O Banco Africano de Desenvolvimento (BAD), Moçambique e Portugal assinaram no dia 12 de março, em Maputo, um acordo designado Compacto Lusófono Moçambique, para apoiar projetos de investimento.

O acordo dá acesso a financiamentos do BAD combinados com garantias da Sociedade para o Financiamento do Desenvolvimento (SOFID), entidade pública portuguesa.

Teresa Ribeiro Moçambique BAD março 2019

O Ministro da Economia e Finanças de Moçambique, Adriano Maleiane, destacou o mérito da iniciativa, ao aproximar os mercados que falam a mesma língua, o português, mas que estão geograficamente afastados - aspeto destacado também por Mateus Magala, vice-presidente do BAD, e Teresa Ribeiro, Secretária de Estado dos Negócios Estrangeiros e da Cooperação, também presentes na cerimónia.

Além do país anfitrião - que deve ser um dos Países Africanos de Língua Oficial Portuguesa (PALOP) -, cada projeto deve envolver "pelo menos mais duas entidades do Compacto, por exemplo o BAD e empresas portuguesas, ou o BAD e outras empresas dos PALOP", refere a documentação do programa.

Portugal participa através da SOFID, disponibilizando 400 milhões de euros em garantias a conjugar com financiamento do BAD, que neste Compacto vai apoiar projetos orçados em menos de 30 milhões de dólares (26,5 milhões de euros). Habitualmente, o BAD financia projetos acima deste valor.

Moçambique tem 25 projetos indicativos, apresentados no último ano através do Gabinete de Apoio Empresarial da Confederação das Associações Económicas de Moçambique (CTA), pertencentes a áreas como educação, turismo, energia, agricultura e infraestruturas.

Os projetos vão ser escrutinados para que depois se decida o montante a financiar.

Teresa Ribeiro Moçambique março 2019

Secretária de Estado dos Negócios Estrangeiros destaca importância do acordo para financiamento

No início da visita, a Secretária de Estado dos Negócios Estrangeiros, Teresa Ribeiro, afirmou em entrevista à Lusa que a assinatura deste acordo seria "um dos pontos altos" da sua deslocação a Moçambique.
------------------------
### REQUISITOS DA TAREFA:
Retome a notícia sobre o acordo Compacto Lusófono Moçambique a partir do ponto em que termina. Os dados seguintes constituem material à parte, independente da notícia.

[Dados de previsão de caixas delimitadoras]
------------------------
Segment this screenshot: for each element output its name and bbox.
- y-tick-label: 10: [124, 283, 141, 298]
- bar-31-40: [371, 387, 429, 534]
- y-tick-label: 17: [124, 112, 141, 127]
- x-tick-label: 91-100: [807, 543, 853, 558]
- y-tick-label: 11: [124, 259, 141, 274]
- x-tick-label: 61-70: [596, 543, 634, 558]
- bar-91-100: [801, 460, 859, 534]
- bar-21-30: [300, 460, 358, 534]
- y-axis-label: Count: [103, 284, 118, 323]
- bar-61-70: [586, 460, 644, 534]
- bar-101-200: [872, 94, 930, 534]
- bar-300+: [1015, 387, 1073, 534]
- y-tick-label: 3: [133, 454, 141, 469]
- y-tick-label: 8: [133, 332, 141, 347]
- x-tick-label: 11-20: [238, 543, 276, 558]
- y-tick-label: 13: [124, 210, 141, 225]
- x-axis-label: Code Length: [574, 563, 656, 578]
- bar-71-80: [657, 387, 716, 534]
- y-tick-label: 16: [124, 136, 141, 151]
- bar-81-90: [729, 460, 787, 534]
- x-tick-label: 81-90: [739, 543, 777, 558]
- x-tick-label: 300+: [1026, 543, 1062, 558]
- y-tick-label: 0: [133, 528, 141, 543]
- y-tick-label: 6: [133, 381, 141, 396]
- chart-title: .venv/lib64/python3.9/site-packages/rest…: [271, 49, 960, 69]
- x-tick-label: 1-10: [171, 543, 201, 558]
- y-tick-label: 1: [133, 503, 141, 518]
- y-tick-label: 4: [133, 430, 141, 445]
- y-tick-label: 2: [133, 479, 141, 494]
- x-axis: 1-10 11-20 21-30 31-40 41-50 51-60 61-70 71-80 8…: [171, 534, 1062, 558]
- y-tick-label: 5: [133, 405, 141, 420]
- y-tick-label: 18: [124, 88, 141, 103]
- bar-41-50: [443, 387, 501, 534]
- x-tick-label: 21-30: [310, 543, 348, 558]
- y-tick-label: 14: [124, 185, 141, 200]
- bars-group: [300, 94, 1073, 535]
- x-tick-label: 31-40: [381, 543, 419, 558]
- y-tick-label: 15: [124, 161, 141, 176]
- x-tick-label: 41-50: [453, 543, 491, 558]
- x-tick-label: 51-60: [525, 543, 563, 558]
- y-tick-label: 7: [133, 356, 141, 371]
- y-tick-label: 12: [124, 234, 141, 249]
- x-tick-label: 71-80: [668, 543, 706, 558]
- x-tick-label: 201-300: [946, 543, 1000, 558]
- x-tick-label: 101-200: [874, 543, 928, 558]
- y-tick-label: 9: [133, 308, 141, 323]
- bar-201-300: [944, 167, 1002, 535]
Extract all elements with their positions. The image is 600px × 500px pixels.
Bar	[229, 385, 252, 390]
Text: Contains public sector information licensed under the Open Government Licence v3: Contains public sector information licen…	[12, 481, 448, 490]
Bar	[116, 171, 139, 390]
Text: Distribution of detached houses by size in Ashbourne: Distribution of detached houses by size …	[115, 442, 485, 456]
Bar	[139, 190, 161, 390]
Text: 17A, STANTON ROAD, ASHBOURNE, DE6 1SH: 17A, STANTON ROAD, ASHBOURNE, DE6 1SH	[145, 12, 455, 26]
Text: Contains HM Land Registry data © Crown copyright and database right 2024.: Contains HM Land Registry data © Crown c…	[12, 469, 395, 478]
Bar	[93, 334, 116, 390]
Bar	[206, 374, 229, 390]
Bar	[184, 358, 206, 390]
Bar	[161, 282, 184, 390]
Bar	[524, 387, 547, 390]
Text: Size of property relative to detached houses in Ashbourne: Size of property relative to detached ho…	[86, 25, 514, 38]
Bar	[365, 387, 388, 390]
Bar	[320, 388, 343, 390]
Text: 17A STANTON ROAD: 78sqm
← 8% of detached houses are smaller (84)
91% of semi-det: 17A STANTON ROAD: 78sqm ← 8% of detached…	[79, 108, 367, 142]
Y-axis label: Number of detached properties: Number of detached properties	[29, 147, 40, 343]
------------------------
### RESPOSTA:
"Um dos pontos altos da visita será a realização de um seminário para apresentação do Compacto Lusófono, mas na sua declinação Moçambique. O Compacto Lusófono é financeiro, foi assinado entre Portugal e os PALOP, em novembro passado, com o apoio do BAD, que é a moldura institucional financeira para a operacionalização", disse Teresa Ribeiro à Lusa.

Segundo a secretária de Estado, o Compacto "assenta em três pilares: um que tem a ver com a assistência técnica, a preparação dos projetos propriamente ditos, um segundo que tem a ver com a mitigação de risco, porque em alguns dos países envolvidos é preciso encontrar forma de diminuir o risco e assim aumentar a atratividade para o investimento, e a terceira que é a do investimento propriamente dito".

"Um elemento fundamental de articulação com o Compacto é a SOFID, o nosso banco de desenvolvimento, que tem um papel fundamental na conformação dos projetos que depois serão financiados pelo BAD", indicou.

Este Compacto Lusófono foi celebrado entre Portugal e o BAD em novembro de 2018, como parte de um vasto leque de parcerias multilaterais anunciadas durante o Fórum de Investimento para África, em Joanesburgo, África do Sul.